Extracts from a graphics dataset ->
================================
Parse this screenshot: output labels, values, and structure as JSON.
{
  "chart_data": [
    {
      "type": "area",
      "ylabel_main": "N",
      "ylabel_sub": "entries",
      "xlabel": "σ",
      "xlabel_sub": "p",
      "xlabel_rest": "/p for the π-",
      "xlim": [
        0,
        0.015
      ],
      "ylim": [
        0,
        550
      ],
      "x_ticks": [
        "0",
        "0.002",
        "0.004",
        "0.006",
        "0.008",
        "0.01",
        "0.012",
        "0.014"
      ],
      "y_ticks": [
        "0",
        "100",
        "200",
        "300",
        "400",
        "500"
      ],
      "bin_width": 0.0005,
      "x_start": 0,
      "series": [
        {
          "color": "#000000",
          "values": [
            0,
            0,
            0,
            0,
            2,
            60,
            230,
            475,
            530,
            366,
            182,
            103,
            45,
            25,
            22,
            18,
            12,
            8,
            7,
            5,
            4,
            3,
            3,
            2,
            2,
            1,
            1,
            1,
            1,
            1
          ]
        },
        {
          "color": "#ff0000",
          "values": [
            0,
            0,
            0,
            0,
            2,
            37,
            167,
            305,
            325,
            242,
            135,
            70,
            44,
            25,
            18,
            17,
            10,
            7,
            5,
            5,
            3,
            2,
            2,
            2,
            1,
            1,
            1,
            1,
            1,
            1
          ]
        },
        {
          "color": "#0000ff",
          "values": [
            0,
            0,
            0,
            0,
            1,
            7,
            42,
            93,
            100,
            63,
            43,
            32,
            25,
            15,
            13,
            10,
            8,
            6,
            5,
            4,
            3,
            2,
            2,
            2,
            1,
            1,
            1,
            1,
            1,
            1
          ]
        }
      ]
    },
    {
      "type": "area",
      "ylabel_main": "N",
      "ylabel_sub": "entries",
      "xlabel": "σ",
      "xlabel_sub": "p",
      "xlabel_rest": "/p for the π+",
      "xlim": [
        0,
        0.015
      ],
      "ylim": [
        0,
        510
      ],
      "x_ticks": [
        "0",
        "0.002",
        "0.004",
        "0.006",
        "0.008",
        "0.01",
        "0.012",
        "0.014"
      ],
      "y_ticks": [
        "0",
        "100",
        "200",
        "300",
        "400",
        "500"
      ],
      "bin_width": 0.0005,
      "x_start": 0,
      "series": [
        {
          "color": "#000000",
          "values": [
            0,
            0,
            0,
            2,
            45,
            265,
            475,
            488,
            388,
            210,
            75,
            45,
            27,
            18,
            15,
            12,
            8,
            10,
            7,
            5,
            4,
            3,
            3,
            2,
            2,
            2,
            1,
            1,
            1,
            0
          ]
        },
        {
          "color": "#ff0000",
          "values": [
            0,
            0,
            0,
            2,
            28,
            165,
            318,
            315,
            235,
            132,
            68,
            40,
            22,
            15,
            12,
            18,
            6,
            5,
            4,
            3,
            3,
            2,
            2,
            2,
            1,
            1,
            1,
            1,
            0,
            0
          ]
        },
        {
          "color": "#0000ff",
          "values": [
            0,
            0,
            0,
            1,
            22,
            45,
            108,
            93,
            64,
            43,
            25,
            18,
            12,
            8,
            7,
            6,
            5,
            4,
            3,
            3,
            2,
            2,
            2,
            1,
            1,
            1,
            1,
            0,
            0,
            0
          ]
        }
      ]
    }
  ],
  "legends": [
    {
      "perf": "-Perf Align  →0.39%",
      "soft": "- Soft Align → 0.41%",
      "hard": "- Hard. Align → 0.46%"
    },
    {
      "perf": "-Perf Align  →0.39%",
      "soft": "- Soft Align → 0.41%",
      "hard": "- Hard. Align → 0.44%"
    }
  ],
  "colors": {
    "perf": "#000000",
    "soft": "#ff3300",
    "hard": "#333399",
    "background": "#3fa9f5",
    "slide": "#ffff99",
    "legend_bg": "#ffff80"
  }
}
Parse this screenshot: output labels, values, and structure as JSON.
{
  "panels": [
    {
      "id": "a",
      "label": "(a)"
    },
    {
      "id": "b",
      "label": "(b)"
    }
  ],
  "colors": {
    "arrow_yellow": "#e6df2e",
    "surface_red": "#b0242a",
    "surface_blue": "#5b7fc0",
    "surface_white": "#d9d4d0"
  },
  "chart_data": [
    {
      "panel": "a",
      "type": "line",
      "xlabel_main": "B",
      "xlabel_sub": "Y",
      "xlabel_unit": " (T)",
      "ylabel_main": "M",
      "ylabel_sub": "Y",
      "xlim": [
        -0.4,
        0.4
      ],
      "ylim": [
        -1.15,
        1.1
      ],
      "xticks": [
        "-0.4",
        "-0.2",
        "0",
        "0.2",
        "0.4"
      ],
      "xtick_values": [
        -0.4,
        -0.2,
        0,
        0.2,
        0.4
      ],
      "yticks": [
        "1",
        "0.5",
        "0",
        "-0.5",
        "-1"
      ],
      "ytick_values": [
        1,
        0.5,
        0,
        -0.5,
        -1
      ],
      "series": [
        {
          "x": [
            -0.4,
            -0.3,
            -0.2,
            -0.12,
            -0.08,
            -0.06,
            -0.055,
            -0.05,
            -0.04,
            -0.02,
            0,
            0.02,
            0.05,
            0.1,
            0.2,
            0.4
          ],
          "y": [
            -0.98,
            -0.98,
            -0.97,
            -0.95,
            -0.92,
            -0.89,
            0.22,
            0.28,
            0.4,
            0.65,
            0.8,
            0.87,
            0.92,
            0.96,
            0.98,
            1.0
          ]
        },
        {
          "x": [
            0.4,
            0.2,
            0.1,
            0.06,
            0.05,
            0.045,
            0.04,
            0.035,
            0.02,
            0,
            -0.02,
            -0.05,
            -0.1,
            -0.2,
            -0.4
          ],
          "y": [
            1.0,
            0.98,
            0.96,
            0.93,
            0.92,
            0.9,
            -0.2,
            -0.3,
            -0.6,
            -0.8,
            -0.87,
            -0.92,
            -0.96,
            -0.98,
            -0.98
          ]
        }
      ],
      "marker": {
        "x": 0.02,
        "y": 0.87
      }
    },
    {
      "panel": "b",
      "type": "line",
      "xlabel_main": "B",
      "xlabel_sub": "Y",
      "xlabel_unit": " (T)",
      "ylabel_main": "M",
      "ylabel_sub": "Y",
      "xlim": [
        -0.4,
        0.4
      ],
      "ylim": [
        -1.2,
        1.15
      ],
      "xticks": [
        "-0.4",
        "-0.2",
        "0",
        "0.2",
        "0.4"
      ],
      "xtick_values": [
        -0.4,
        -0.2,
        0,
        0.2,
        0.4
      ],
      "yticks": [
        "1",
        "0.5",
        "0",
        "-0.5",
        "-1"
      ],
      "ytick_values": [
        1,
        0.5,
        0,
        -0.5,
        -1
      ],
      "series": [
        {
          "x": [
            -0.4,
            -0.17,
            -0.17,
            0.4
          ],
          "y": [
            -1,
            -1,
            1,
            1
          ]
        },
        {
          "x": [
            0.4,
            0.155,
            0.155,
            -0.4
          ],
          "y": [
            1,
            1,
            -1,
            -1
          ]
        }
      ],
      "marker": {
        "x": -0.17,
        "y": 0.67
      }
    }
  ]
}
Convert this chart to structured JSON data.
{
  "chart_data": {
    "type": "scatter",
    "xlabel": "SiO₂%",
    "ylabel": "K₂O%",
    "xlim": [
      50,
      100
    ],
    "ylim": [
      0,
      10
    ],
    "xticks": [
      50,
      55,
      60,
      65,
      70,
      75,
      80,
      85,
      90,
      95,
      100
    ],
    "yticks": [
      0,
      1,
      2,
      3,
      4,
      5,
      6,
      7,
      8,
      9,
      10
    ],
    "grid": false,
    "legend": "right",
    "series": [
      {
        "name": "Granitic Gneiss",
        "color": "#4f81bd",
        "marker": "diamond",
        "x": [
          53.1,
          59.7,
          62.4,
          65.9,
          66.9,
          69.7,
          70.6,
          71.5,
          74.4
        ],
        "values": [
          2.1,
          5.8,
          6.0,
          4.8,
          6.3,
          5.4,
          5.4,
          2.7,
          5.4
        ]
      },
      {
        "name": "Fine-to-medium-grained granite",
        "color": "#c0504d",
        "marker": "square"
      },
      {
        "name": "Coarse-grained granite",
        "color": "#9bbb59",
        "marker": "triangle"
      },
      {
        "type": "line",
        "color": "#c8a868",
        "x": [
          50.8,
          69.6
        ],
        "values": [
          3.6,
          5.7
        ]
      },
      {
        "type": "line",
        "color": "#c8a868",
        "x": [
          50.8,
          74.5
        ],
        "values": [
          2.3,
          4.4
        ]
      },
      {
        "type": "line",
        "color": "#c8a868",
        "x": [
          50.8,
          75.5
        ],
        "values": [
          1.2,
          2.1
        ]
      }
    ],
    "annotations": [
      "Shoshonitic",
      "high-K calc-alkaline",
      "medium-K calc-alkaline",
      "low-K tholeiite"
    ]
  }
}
================================
Which lines contain "alkaline"? Show each of them.

RESULT ->
      "high-K calc-alkaline",
      "medium-K calc-alkaline",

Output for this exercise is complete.